# Goal
Copy each line below in which the word "Avenue" occurs.
===== Materials provided =====
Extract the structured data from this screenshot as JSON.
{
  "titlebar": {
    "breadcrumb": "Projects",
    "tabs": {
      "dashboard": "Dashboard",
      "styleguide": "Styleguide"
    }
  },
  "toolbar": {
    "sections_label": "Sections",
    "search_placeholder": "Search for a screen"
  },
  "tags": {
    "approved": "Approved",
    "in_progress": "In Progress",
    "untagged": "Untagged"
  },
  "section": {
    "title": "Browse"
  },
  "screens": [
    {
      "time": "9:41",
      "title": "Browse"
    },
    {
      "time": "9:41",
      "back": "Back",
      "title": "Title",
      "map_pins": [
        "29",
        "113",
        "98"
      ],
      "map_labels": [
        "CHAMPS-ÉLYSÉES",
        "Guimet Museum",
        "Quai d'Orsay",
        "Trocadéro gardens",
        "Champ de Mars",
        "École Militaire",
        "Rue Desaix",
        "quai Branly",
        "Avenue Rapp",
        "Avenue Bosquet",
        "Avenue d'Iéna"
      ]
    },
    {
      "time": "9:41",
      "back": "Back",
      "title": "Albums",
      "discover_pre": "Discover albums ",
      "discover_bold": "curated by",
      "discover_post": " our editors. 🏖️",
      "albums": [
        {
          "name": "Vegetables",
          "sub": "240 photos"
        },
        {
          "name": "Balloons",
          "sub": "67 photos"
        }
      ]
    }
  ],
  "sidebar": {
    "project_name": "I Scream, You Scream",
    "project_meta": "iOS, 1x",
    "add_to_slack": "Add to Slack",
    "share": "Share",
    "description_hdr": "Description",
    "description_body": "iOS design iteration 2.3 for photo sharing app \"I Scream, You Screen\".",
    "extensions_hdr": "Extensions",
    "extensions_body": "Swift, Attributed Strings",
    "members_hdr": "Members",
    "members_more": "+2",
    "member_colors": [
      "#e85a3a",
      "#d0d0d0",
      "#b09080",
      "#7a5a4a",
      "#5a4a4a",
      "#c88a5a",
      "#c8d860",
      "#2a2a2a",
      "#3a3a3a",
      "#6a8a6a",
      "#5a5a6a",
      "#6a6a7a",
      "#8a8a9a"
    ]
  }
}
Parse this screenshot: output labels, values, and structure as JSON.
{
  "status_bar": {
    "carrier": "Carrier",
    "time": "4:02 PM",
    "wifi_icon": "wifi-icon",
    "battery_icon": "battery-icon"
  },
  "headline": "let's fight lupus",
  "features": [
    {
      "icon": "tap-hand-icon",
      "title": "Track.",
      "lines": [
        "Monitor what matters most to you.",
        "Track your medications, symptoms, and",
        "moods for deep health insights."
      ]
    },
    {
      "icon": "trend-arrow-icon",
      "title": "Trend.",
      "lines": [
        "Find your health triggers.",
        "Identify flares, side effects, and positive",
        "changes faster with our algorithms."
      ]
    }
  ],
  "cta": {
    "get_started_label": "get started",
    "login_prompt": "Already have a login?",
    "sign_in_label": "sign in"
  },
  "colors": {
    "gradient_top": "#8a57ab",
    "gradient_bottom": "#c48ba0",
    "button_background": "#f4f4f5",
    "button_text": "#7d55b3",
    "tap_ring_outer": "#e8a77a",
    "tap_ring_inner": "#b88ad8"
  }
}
=====
# Solved problem
        "Avenue Rapp",
        "Avenue Bosquet",
        "Avenue d'Iéna"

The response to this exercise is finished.